What you are asked to do. What follows is a listing. Return every line of it exactly.

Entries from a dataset
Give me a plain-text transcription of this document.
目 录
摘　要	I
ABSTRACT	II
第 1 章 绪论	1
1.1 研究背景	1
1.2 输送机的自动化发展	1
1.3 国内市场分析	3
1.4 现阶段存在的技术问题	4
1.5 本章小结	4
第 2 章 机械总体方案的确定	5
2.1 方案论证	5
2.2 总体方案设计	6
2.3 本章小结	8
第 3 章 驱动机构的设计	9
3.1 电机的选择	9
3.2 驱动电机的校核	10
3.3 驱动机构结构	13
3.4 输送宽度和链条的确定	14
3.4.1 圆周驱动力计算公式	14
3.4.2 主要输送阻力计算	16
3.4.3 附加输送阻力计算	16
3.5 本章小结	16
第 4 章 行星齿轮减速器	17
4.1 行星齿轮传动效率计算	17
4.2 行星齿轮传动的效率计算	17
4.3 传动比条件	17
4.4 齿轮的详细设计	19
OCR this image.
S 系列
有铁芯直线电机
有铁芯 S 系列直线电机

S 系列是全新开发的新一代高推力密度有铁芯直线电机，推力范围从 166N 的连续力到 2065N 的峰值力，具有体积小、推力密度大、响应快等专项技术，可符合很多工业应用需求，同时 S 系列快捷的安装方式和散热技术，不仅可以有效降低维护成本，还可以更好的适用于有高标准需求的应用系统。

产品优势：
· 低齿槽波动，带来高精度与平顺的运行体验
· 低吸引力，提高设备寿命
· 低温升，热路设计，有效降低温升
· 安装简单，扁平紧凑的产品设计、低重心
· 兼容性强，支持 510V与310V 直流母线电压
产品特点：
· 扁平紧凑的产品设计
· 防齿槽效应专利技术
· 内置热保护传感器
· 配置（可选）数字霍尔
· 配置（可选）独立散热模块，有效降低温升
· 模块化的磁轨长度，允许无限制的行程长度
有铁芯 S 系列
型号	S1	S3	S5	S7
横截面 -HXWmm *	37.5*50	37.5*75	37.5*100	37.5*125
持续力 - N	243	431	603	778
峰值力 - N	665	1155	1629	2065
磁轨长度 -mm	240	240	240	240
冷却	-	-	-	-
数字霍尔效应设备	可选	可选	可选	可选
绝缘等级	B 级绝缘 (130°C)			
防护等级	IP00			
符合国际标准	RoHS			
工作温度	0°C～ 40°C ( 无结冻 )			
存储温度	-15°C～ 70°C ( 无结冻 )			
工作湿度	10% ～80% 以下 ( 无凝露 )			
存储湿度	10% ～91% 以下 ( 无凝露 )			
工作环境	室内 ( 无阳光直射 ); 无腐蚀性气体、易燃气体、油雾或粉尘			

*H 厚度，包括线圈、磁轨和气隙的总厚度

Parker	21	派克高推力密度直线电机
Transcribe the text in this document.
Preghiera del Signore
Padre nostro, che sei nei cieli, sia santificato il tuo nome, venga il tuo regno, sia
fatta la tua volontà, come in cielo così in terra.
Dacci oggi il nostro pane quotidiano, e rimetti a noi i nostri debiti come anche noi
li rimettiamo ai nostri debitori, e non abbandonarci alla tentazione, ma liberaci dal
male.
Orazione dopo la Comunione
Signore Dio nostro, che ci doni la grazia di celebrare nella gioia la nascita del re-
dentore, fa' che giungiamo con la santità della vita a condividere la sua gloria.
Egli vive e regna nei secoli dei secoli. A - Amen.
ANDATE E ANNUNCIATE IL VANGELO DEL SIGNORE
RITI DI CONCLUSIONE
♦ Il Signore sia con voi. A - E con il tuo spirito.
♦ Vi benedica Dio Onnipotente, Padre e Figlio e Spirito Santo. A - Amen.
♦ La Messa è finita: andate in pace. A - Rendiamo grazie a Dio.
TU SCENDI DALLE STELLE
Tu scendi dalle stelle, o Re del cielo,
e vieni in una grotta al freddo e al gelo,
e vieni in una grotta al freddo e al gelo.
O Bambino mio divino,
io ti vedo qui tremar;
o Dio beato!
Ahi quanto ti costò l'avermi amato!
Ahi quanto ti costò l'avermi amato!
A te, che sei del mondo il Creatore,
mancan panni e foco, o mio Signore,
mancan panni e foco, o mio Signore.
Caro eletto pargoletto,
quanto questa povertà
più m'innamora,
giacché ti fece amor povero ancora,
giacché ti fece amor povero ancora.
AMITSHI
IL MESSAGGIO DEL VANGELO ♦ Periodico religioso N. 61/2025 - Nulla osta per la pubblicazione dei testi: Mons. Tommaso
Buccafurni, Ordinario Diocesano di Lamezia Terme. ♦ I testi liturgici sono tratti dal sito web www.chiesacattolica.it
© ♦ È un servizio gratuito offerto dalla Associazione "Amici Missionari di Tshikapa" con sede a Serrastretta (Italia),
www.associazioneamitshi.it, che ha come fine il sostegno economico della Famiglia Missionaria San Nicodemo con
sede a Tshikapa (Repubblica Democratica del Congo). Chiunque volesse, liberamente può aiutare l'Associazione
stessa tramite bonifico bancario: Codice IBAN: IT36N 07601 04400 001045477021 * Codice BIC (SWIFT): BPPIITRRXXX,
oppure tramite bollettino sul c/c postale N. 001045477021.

Solution for this exercise.
Give me a plain-text transcription of this document.
目 录
摘　要	I
ABSTRACT	II
第 1 章 绪论	1
1.1 研究背景	1
1.2 输送机的自动化发展	1
1.3 国内市场分析	3
1.4 现阶段存在的技术问题	4
1.5 本章小结	4
第 2 章 机械总体方案的确定	5
2.1 方案论证	5
2.2 总体方案设计	6
2.3 本章小结	8
第 3 章 驱动机构的设计	9
3.1 电机的选择	9
3.2 驱动电机的校核	10
3.3 驱动机构结构	13
3.4 输送宽度和链条的确定	14
3.4.1 圆周驱动力计算公式	14
3.4.2 主要输送阻力计算	16
3.4.3 附加输送阻力计算	16
3.5 本章小结	16
第 4 章 行星齿轮减速器	17
4.1 行星齿轮传动效率计算	17
4.2 行星齿轮传动的效率计算	17
4.3 传动比条件	17
4.4 齿轮的详细设计	19
OCR this image.
S 系列
有铁芯直线电机
有铁芯 S 系列直线电机

S 系列是全新开发的新一代高推力密度有铁芯直线电机，推力范围从 166N 的连续力到 2065N 的峰值力，具有体积小、推力密度大、响应快等专项技术，可符合很多工业应用需求，同时 S 系列快捷的安装方式和散热技术，不仅可以有效降低维护成本，还可以更好的适用于有高标准需求的应用系统。

产品优势：
· 低齿槽波动，带来高精度与平顺的运行体验
· 低吸引力，提高设备寿命
· 低温升，热路设计，有效降低温升
· 安装简单，扁平紧凑的产品设计、低重心
· 兼容性强，支持 510V与310V 直流母线电压
产品特点：
· 扁平紧凑的产品设计
· 防齿槽效应专利技术
· 内置热保护传感器
· 配置（可选）数字霍尔
· 配置（可选）独立散热模块，有效降低温升
· 模块化的磁轨长度，允许无限制的行程长度
有铁芯 S 系列
型号	S1	S3	S5	S7
横截面 -HXWmm *	37.5*50	37.5*75	37.5*100	37.5*125
持续力 - N	243	431	603	778
峰值力 - N	665	1155	1629	2065
磁轨长度 -mm	240	240	240	240
冷却	-	-	-	-
数字霍尔效应设备	可选	可选	可选	可选
绝缘等级	B 级绝缘 (130°C)			
防护等级	IP00			
符合国际标准	RoHS			
工作温度	0°C～ 40°C ( 无结冻 )			
存储温度	-15°C～ 70°C ( 无结冻 )			
工作湿度	10% ～80% 以下 ( 无凝露 )			
存储湿度	10% ～91% 以下 ( 无凝露 )			
工作环境	室内 ( 无阳光直射 ); 无腐蚀性气体、易燃气体、油雾或粉尘			

*H 厚度，包括线圈、磁轨和气隙的总厚度

Parker	21	派克高推力密度直线电机
Transcribe the text in this document.
Preghiera del Signore
Padre nostro, che sei nei cieli, sia santificato il tuo nome, venga il tuo regno, sia
fatta la tua volontà, come in cielo così in terra.
Dacci oggi il nostro pane quotidiano, e rimetti a noi i nostri debiti come anche noi
li rimettiamo ai nostri debitori, e non abbandonarci alla tentazione, ma liberaci dal
male.
Orazione dopo la Comunione
Signore Dio nostro, che ci doni la grazia di celebrare nella gioia la nascita del re-
dentore, fa' che giungiamo con la santità della vita a condividere la sua gloria.
Egli vive e regna nei secoli dei secoli. A - Amen.
ANDATE E ANNUNCIATE IL VANGELO DEL SIGNORE
RITI DI CONCLUSIONE
♦ Il Signore sia con voi. A - E con il tuo spirito.
♦ Vi benedica Dio Onnipotente, Padre e Figlio e Spirito Santo. A - Amen.
♦ La Messa è finita: andate in pace. A - Rendiamo grazie a Dio.
TU SCENDI DALLE STELLE
Tu scendi dalle stelle, o Re del cielo,
e vieni in una grotta al freddo e al gelo,
e vieni in una grotta al freddo e al gelo.
O Bambino mio divino,
io ti vedo qui tremar;
o Dio beato!
Ahi quanto ti costò l'avermi amato!
Ahi quanto ti costò l'avermi amato!
A te, che sei del mondo il Creatore,
mancan panni e foco, o mio Signore,
mancan panni e foco, o mio Signore.
Caro eletto pargoletto,
quanto questa povertà
più m'innamora,
giacché ti fece amor povero ancora,
giacché ti fece amor povero ancora.
AMITSHI
IL MESSAGGIO DEL VANGELO ♦ Periodico religioso N. 61/2025 - Nulla osta per la pubblicazione dei testi: Mons. Tommaso
Buccafurni, Ordinario Diocesano di Lamezia Terme. ♦ I testi liturgici sono tratti dal sito web www.chiesacattolica.it
© ♦ È un servizio gratuito offerto dalla Associazione "Amici Missionari di Tshikapa" con sede a Serrastretta (Italia),
www.associazioneamitshi.it, che ha come fine il sostegno economico della Famiglia Missionaria San Nicodemo con
sede a Tshikapa (Repubblica Democratica del Congo). Chiunque volesse, liberamente può aiutare l'Associazione
stessa tramite bonifico bancario: Codice IBAN: IT36N 07601 04400 001045477021 * Codice BIC (SWIFT): BPPIITRRXXX,
oppure tramite bollettino sul c/c postale N. 001045477021.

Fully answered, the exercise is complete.